## TASK GOAL
Present each line of the entries below that holds the word "เคราะห".

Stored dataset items
========
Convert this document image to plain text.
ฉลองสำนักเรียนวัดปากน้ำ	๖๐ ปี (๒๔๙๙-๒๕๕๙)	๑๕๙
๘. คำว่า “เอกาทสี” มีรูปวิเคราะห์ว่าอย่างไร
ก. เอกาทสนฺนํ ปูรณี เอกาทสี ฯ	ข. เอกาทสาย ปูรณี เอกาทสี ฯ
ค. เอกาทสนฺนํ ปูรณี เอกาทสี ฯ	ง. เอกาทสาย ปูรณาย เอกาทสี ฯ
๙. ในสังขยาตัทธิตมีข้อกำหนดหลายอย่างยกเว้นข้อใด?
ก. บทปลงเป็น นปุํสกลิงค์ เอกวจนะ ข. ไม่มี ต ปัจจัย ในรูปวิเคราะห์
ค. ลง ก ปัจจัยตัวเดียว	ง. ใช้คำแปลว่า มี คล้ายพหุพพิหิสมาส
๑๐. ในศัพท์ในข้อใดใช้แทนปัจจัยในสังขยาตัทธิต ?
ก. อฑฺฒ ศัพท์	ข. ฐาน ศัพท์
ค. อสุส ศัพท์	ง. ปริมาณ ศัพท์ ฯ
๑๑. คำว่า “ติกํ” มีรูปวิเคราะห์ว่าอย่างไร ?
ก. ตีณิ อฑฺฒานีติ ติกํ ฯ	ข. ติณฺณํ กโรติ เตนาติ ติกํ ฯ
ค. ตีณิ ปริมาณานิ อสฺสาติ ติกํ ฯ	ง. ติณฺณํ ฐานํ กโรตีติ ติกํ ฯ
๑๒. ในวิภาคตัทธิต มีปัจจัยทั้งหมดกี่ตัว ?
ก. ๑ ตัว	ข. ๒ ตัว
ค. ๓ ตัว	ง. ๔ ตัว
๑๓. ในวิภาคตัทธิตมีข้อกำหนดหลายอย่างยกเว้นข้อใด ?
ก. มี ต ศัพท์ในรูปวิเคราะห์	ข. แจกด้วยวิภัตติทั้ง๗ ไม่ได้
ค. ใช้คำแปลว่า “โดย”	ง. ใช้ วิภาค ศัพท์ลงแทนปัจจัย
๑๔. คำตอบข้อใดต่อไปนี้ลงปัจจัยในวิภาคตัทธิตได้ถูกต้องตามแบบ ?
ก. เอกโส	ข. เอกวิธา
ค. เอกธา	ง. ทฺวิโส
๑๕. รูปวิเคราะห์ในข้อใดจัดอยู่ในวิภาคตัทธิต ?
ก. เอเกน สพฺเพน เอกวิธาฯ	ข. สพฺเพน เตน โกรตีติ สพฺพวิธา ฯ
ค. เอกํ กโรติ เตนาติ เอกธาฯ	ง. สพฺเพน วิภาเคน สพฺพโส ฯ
========
## ANSWER TO THE EXERCISE
๘. คำว่า “เอกาทสี” มีรูปวิเคราะห์ว่าอย่างไร
ก. บทปลงเป็น นปุํสกลิงค์ เอกวจนะ ข. ไม่มี ต ปัจจัย ในรูปวิเคราะห์
๑๑. คำว่า “ติกํ” มีรูปวิเคราะห์ว่าอย่างไร ?
ก. มี ต ศัพท์ในรูปวิเคราะห์	ข. แจกด้วยวิภัตติทั้ง๗ ไม่ได้
๑๕. รูปวิเคราะห์ในข้อใดจัดอยู่ในวิภาคตัทธิต ?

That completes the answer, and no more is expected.